• **Short problem**
Pictures do not belong in the copy; quote every entry below exactly.

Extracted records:
★ ★ ★

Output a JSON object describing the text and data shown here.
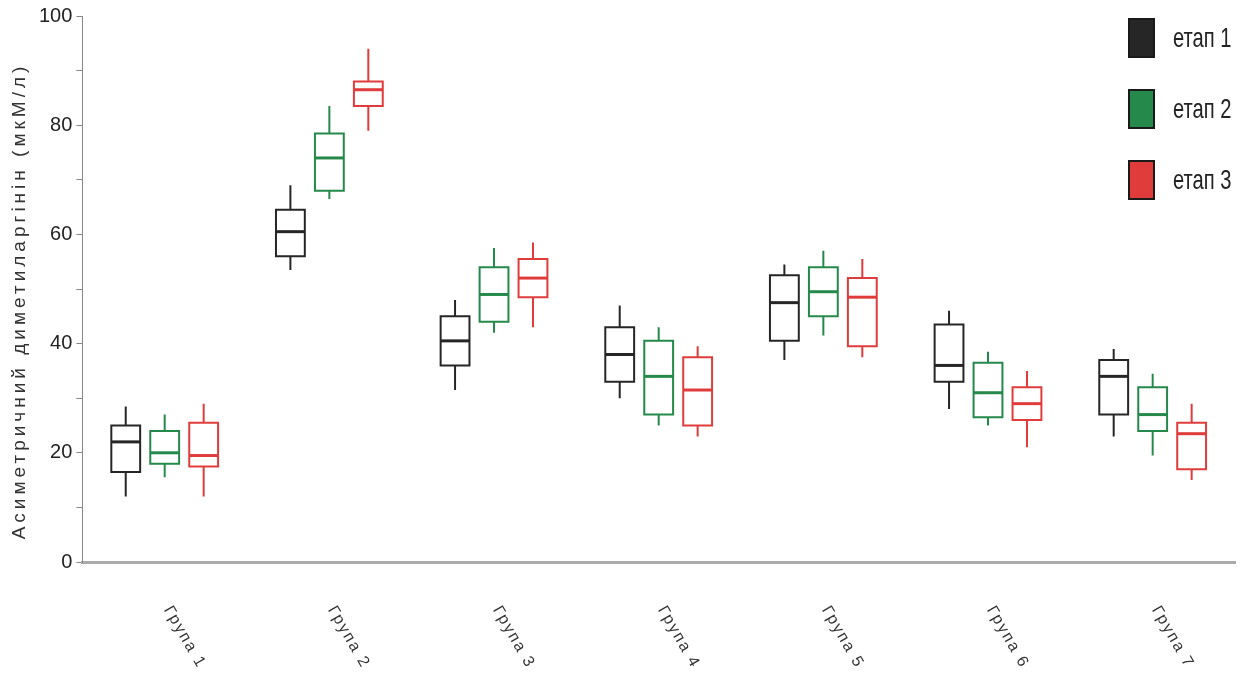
{
  "chart_data": {
    "type": "box",
    "ylabel": "Асиметричний диметиларгінін (мкМ/л)",
    "categories": [
      "Група 1",
      "Група 2",
      "Група 3",
      "Група 4",
      "Група 5",
      "Група 6",
      "Група 7"
    ],
    "ylim": [
      0,
      100
    ],
    "yticks": [
      0,
      {
        "value": 10,
        "label": null
      },
      20,
      {
        "value": 30,
        "label": null
      },
      40,
      {
        "value": 50,
        "label": null
      },
      60,
      {
        "value": 70,
        "label": null
      },
      80,
      {
        "value": 90,
        "label": null
      },
      100
    ],
    "legend": "top right",
    "series": [
      {
        "name": "етап 1",
        "color": "#262626",
        "boxes": [
          {
            "low": 12,
            "q1": 16.5,
            "median": 22,
            "q3": 25,
            "high": 28.5
          },
          {
            "low": 53.5,
            "q1": 56,
            "median": 60.5,
            "q3": 64.5,
            "high": 69
          },
          {
            "low": 31.5,
            "q1": 36,
            "median": 40.5,
            "q3": 45,
            "high": 48
          },
          {
            "low": 30,
            "q1": 33,
            "median": 38,
            "q3": 43,
            "high": 47
          },
          {
            "low": 37,
            "q1": 40.5,
            "median": 47.5,
            "q3": 52.5,
            "high": 54.5
          },
          {
            "low": 28,
            "q1": 33,
            "median": 36,
            "q3": 43.5,
            "high": 46
          },
          {
            "low": 23,
            "q1": 27,
            "median": 34,
            "q3": 37,
            "high": 39
          }
        ]
      },
      {
        "name": "етап 2",
        "color": "#24894b",
        "boxes": [
          {
            "low": 15.5,
            "q1": 18,
            "median": 20,
            "q3": 24,
            "high": 27
          },
          {
            "low": 66.5,
            "q1": 68,
            "median": 74,
            "q3": 78.5,
            "high": 83.5
          },
          {
            "low": 42,
            "q1": 44,
            "median": 49,
            "q3": 54,
            "high": 57.5
          },
          {
            "low": 25,
            "q1": 27,
            "median": 34,
            "q3": 40.5,
            "high": 43
          },
          {
            "low": 41.5,
            "q1": 45,
            "median": 49.5,
            "q3": 54,
            "high": 57
          },
          {
            "low": 25,
            "q1": 26.5,
            "median": 31,
            "q3": 36.5,
            "high": 38.5
          },
          {
            "low": 19.5,
            "q1": 24,
            "median": 27,
            "q3": 32,
            "high": 34.5
          }
        ]
      },
      {
        "name": "етап 3",
        "color": "#e03c3c",
        "boxes": [
          {
            "low": 12,
            "q1": 17.5,
            "median": 19.5,
            "q3": 25.5,
            "high": 29
          },
          {
            "low": 79,
            "q1": 83.5,
            "median": 86.5,
            "q3": 88,
            "high": 94
          },
          {
            "low": 43,
            "q1": 48.5,
            "median": 52,
            "q3": 55.5,
            "high": 58.5
          },
          {
            "low": 23,
            "q1": 25,
            "median": 31.5,
            "q3": 37.5,
            "high": 39.5
          },
          {
            "low": 37.5,
            "q1": 39.5,
            "median": 48.5,
            "q3": 52,
            "high": 55.5
          },
          {
            "low": 21,
            "q1": 26,
            "median": 29,
            "q3": 32,
            "high": 35
          },
          {
            "low": 15,
            "q1": 17,
            "median": 23.5,
            "q3": 25.5,
            "high": 29
          }
        ]
      }
    ]
  }
}
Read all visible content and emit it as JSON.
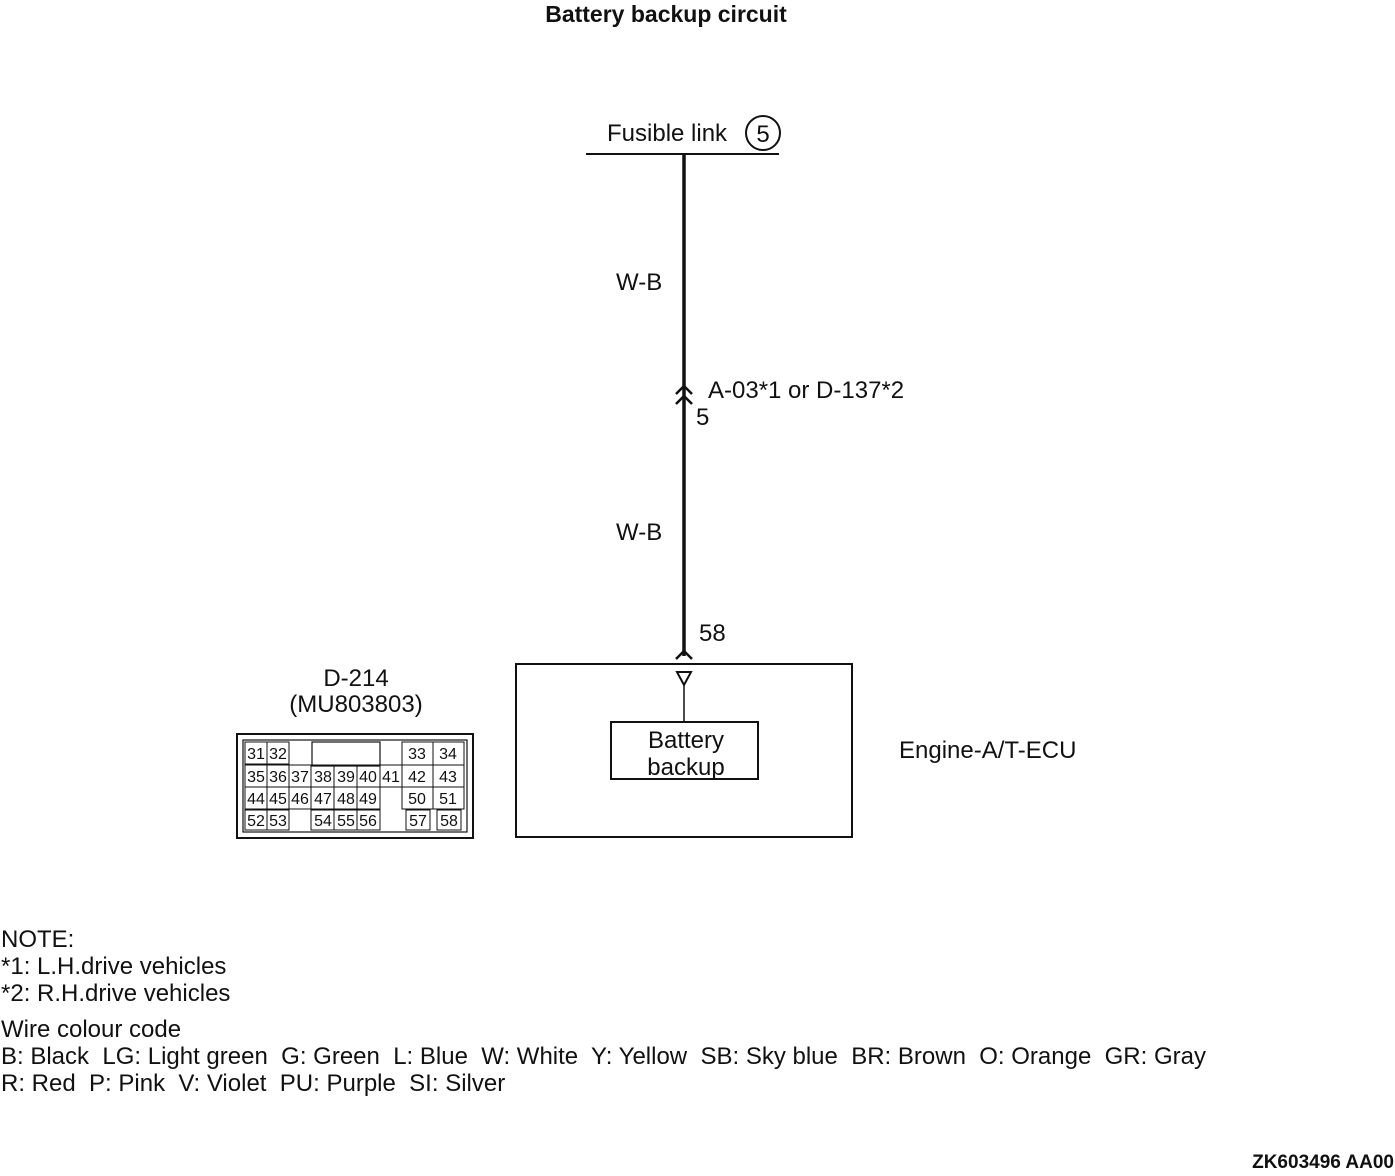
{
  "title": "Battery backup circuit",
  "fusible_link": {
    "label": "Fusible link",
    "number": "5"
  },
  "wire_upper": {
    "colour": "W-B"
  },
  "wire_lower": {
    "colour": "W-B"
  },
  "connector_mid": {
    "label": "A-03*1 or D-137*2",
    "pin": "5"
  },
  "ecu_pin": "58",
  "ecu": {
    "name": "Engine-A/T-ECU",
    "block_line1": "Battery",
    "block_line2": "backup"
  },
  "connector_face": {
    "id": "D-214",
    "part": "(MU803803)",
    "rows": [
      [
        "31",
        "32",
        "33",
        "34"
      ],
      [
        "35",
        "36",
        "37",
        "38",
        "39",
        "40",
        "41",
        "42",
        "43"
      ],
      [
        "44",
        "45",
        "46",
        "47",
        "48",
        "49",
        "50",
        "51"
      ],
      [
        "52",
        "53",
        "54",
        "55",
        "56",
        "57",
        "58"
      ]
    ]
  },
  "notes": {
    "heading": "NOTE:",
    "lines": [
      "*1: L.H.drive vehicles",
      "*2: R.H.drive vehicles"
    ]
  },
  "wire_colour_code": {
    "heading": "Wire colour code",
    "line1": "B: Black  LG: Light green  G: Green  L: Blue  W: White  Y: Yellow  SB: Sky blue  BR: Brown  O: Orange  GR: Gray",
    "line2": "R: Red  P: Pink  V: Violet  PU: Purple  SI: Silver"
  },
  "figure_ref": "ZK603496 AA00"
}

★ ★ ★

• **The reply**
Output a JSON object describing the text and data shown here.
{
  "chart_data": {
    "type": "box",
    "ylabel": "Асиметричний диметиларгінін (мкМ/л)",
    "categories": [
      "Група 1",
      "Група 2",
      "Група 3",
      "Група 4",
      "Група 5",
      "Група 6",
      "Група 7"
    ],
    "ylim": [
      0,
      100
    ],
    "yticks": [
      0,
      {
        "value": 10,
        "label": null
      },
      20,
      {
        "value": 30,
        "label": null
      },
      40,
      {
        "value": 50,
        "label": null
      },
      60,
      {
        "value": 70,
        "label": null
      },
      80,
      {
        "value": 90,
        "label": null
      },
      100
    ],
    "legend": "top right",
    "series": [
      {
        "name": "етап 1",
        "color": "#262626",
        "boxes": [
          {
            "low": 12,
            "q1": 16.5,
            "median": 22,
            "q3": 25,
            "high": 28.5
          },
          {
            "low": 53.5,
            "q1": 56,
            "median": 60.5,
            "q3": 64.5,
            "high": 69
          },
          {
            "low": 31.5,
            "q1": 36,
            "median": 40.5,
            "q3": 45,
            "high": 48
          },
          {
            "low": 30,
            "q1": 33,
            "median": 38,
            "q3": 43,
            "high": 47
          },
          {
            "low": 37,
            "q1": 40.5,
            "median": 47.5,
            "q3": 52.5,
            "high": 54.5
          },
          {
            "low": 28,
            "q1": 33,
            "median": 36,
            "q3": 43.5,
            "high": 46
          },
          {
            "low": 23,
            "q1": 27,
            "median": 34,
            "q3": 37,
            "high": 39
          }
        ]
      },
      {
        "name": "етап 2",
        "color": "#24894b",
        "boxes": [
          {
            "low": 15.5,
            "q1": 18,
            "median": 20,
            "q3": 24,
            "high": 27
          },
          {
            "low": 66.5,
            "q1": 68,
            "median": 74,
            "q3": 78.5,
            "high": 83.5
          },
          {
            "low": 42,
            "q1": 44,
            "median": 49,
            "q3": 54,
            "high": 57.5
          },
          {
            "low": 25,
            "q1": 27,
            "median": 34,
            "q3": 40.5,
            "high": 43
          },
          {
            "low": 41.5,
            "q1": 45,
            "median": 49.5,
            "q3": 54,
            "high": 57
          },
          {
            "low": 25,
            "q1": 26.5,
            "median": 31,
            "q3": 36.5,
            "high": 38.5
          },
          {
            "low": 19.5,
            "q1": 24,
            "median": 27,
            "q3": 32,
            "high": 34.5
          }
        ]
      },
      {
        "name": "етап 3",
        "color": "#e03c3c",
        "boxes": [
          {
            "low": 12,
            "q1": 17.5,
            "median": 19.5,
            "q3": 25.5,
            "high": 29
          },
          {
            "low": 79,
            "q1": 83.5,
            "median": 86.5,
            "q3": 88,
            "high": 94
          },
          {
            "low": 43,
            "q1": 48.5,
            "median": 52,
            "q3": 55.5,
            "high": 58.5
          },
          {
            "low": 23,
            "q1": 25,
            "median": 31.5,
            "q3": 37.5,
            "high": 39.5
          },
          {
            "low": 37.5,
            "q1": 39.5,
            "median": 48.5,
            "q3": 52,
            "high": 55.5
          },
          {
            "low": 21,
            "q1": 26,
            "median": 29,
            "q3": 32,
            "high": 35
          },
          {
            "low": 15,
            "q1": 17,
            "median": 23.5,
            "q3": 25.5,
            "high": 29
          }
        ]
      }
    ]
  }
}
Read all visible content and emit it as JSON.
{
  "title": "Battery backup circuit",
  "fusible_link": {
    "label": "Fusible link",
    "number": "5"
  },
  "wire_upper": {
    "colour": "W-B"
  },
  "wire_lower": {
    "colour": "W-B"
  },
  "connector_mid": {
    "label": "A-03*1 or D-137*2",
    "pin": "5"
  },
  "ecu_pin": "58",
  "ecu": {
    "name": "Engine-A/T-ECU",
    "block_line1": "Battery",
    "block_line2": "backup"
  },
  "connector_face": {
    "id": "D-214",
    "part": "(MU803803)",
    "rows": [
      [
        "31",
        "32",
        "33",
        "34"
      ],
      [
        "35",
        "36",
        "37",
        "38",
        "39",
        "40",
        "41",
        "42",
        "43"
      ],
      [
        "44",
        "45",
        "46",
        "47",
        "48",
        "49",
        "50",
        "51"
      ],
      [
        "52",
        "53",
        "54",
        "55",
        "56",
        "57",
        "58"
      ]
    ]
  },
  "notes": {
    "heading": "NOTE:",
    "lines": [
      "*1: L.H.drive vehicles",
      "*2: R.H.drive vehicles"
    ]
  },
  "wire_colour_code": {
    "heading": "Wire colour code",
    "line1": "B: Black  LG: Light green  G: Green  L: Blue  W: White  Y: Yellow  SB: Sky blue  BR: Brown  O: Orange  GR: Gray",
    "line2": "R: Red  P: Pink  V: Violet  PU: Purple  SI: Silver"
  },
  "figure_ref": "ZK603496 AA00"
}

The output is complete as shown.